Aim -
Which lines in the entries below contain the string "second"? Gather each of them, matching case exactly.

Boxed element entries
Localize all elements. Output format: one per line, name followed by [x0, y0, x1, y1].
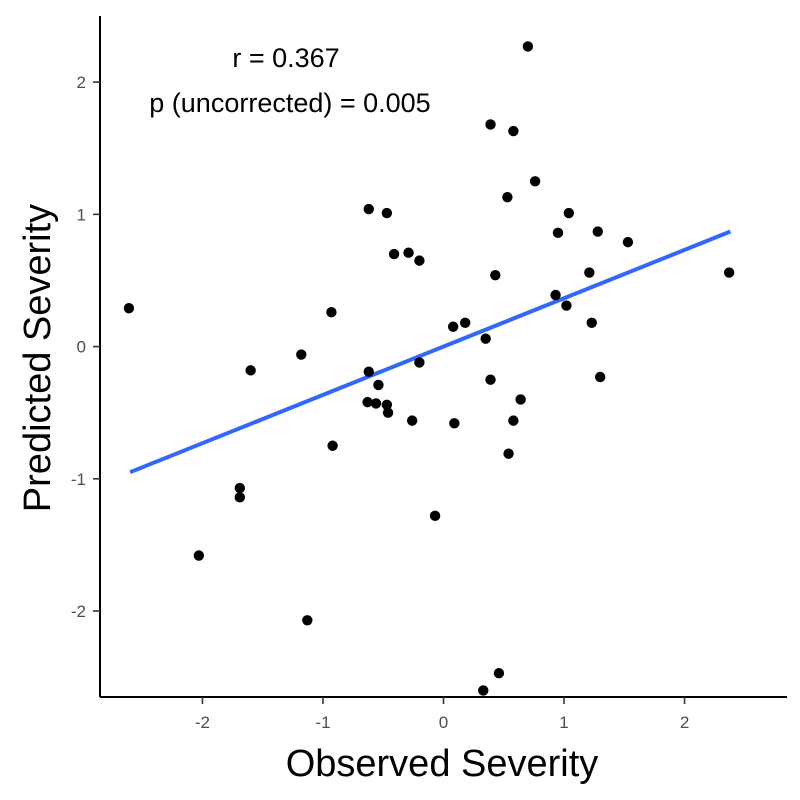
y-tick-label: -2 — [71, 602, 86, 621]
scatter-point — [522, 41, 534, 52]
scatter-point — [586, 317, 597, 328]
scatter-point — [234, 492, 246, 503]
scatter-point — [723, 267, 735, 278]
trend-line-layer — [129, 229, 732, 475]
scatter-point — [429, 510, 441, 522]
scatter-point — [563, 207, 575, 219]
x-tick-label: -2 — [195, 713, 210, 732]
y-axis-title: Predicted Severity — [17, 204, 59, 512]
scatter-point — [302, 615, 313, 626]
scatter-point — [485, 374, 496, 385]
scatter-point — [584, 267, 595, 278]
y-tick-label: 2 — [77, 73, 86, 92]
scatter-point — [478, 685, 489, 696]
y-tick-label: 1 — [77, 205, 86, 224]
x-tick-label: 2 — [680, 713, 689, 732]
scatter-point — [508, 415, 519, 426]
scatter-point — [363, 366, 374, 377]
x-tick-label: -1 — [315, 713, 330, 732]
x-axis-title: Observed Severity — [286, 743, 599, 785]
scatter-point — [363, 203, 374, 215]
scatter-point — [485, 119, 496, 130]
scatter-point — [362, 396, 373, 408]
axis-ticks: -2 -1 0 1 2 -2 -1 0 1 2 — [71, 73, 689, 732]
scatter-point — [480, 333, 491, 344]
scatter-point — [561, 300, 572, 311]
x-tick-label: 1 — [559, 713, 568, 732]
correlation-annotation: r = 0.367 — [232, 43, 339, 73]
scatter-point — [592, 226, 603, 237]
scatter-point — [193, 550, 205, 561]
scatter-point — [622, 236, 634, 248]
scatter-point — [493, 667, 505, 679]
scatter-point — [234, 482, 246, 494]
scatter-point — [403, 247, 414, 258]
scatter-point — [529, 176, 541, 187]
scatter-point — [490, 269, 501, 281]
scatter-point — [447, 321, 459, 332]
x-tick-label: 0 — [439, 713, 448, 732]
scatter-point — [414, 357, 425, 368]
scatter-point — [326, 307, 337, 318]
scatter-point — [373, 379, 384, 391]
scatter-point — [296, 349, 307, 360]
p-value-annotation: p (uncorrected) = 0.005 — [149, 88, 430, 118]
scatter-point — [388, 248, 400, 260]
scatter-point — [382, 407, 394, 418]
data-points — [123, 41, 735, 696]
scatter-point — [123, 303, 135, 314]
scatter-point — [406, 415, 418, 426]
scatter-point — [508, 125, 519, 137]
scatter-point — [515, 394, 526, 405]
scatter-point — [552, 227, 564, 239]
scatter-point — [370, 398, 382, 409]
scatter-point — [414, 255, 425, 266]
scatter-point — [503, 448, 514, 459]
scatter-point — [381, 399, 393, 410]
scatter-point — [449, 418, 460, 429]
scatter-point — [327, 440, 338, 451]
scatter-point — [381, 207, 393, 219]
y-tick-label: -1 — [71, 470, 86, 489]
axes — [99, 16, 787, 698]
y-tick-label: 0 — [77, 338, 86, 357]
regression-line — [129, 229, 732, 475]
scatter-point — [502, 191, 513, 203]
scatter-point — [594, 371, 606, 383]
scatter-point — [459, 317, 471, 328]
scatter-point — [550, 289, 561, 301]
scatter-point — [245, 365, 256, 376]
...
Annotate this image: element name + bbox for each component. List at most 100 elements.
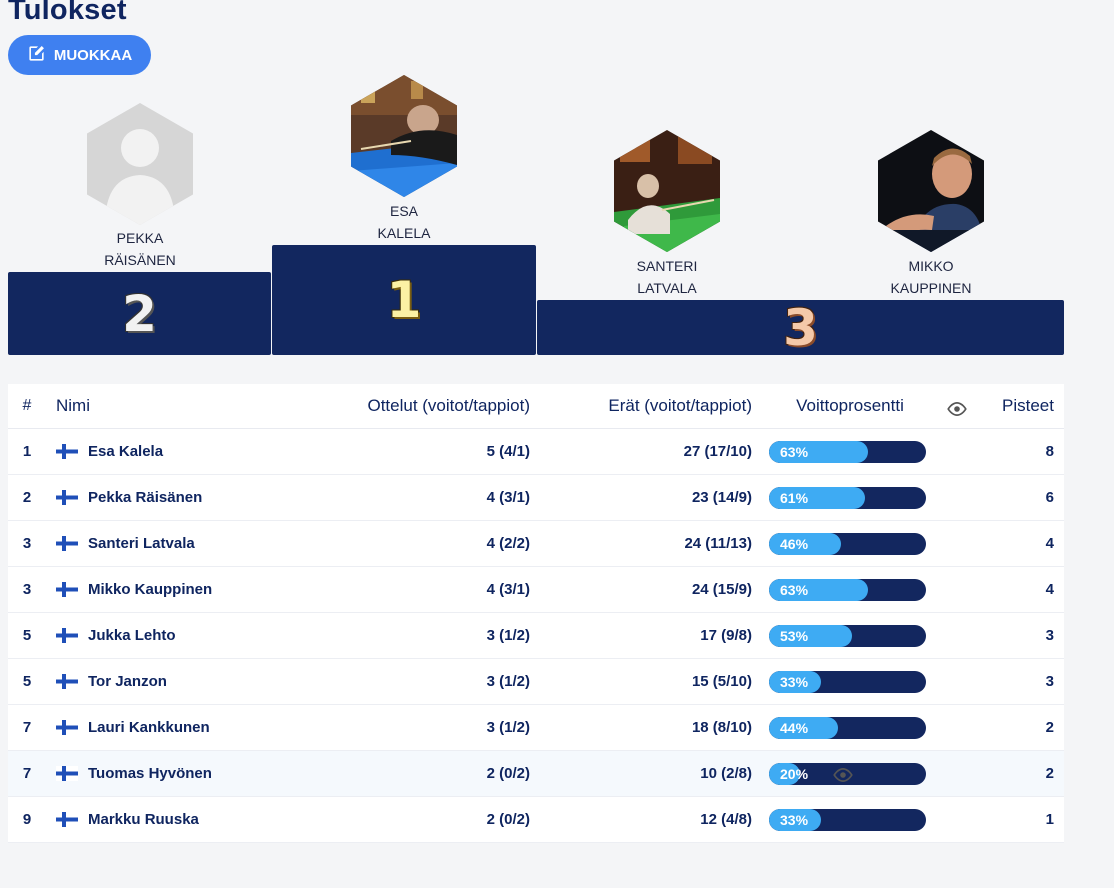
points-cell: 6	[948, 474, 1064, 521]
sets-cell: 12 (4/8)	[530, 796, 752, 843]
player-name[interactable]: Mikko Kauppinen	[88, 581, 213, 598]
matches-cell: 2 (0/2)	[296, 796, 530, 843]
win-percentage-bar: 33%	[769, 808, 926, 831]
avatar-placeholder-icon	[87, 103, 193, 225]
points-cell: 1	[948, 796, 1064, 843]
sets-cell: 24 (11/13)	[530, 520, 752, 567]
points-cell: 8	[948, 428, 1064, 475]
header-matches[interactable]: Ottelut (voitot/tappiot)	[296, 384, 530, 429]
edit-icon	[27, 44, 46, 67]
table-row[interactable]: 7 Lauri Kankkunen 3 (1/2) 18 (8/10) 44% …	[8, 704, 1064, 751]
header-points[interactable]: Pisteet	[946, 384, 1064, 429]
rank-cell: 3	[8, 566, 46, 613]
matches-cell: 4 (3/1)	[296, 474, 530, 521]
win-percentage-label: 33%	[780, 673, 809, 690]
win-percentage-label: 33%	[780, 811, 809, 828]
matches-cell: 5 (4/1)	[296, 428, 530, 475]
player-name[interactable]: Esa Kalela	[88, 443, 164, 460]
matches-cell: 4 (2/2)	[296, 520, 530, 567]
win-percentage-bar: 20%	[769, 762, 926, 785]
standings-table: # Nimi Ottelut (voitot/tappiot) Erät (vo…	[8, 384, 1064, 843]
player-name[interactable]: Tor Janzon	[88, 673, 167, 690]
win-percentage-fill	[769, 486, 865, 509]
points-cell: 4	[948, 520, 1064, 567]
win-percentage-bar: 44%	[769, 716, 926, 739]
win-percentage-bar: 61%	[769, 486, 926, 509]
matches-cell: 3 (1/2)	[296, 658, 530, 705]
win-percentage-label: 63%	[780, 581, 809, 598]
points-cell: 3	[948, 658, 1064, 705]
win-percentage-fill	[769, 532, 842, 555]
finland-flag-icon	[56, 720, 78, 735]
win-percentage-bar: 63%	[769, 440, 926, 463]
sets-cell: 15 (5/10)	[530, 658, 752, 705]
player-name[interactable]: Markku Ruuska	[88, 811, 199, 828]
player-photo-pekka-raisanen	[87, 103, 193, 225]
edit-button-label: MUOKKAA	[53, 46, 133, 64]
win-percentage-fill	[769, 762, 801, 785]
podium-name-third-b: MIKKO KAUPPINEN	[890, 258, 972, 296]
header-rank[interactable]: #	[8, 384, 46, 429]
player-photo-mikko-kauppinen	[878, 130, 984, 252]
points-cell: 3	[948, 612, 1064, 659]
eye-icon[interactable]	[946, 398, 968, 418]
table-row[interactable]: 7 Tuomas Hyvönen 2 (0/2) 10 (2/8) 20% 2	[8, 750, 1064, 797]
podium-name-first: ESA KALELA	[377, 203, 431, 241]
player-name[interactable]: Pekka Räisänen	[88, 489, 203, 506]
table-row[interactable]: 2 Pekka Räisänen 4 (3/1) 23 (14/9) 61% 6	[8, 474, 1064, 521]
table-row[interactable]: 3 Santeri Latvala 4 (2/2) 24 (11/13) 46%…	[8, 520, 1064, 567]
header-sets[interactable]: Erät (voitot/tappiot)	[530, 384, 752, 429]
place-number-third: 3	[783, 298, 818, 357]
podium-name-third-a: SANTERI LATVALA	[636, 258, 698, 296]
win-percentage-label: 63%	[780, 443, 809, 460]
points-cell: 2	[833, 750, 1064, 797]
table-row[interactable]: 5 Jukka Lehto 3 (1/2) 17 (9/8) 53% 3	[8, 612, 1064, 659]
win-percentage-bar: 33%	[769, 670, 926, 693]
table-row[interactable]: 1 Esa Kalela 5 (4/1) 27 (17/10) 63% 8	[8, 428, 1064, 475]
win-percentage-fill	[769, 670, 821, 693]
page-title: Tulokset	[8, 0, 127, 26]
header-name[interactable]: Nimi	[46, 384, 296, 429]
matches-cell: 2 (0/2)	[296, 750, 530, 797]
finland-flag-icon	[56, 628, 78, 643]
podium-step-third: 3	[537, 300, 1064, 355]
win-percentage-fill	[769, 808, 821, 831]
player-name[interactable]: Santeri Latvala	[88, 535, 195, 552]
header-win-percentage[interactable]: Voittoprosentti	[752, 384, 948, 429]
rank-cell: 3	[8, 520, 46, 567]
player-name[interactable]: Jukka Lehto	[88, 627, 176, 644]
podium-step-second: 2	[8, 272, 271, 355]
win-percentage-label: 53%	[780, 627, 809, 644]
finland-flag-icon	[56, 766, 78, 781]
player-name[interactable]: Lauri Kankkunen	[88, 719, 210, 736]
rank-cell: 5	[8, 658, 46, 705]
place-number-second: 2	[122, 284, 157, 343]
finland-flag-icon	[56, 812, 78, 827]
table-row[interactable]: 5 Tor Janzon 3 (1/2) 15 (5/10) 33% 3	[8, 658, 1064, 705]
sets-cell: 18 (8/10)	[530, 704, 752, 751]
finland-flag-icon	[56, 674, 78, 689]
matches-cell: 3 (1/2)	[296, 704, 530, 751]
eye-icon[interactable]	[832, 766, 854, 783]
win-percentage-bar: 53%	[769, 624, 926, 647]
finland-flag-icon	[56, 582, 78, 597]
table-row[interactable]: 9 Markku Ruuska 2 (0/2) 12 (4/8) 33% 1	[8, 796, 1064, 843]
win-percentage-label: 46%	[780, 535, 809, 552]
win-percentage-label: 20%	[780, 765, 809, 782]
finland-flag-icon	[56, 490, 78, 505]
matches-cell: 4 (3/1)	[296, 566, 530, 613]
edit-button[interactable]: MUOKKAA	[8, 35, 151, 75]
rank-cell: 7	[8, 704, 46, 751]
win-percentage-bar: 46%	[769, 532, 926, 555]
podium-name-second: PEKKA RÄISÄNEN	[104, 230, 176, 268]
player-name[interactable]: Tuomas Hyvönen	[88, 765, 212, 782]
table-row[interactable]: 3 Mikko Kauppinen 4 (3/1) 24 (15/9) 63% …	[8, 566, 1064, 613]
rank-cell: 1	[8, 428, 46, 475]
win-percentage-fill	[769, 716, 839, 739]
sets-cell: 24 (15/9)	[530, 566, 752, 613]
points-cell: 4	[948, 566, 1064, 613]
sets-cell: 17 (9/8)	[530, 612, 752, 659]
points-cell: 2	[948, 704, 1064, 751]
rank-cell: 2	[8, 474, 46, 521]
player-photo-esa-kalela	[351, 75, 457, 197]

Answer to this exercise -
podium-step-second: 2	[8, 272, 271, 355]
place-number-second: 2	[122, 284, 157, 343]
podium-name-second: PEKKA RÄISÄNEN	[104, 230, 176, 268]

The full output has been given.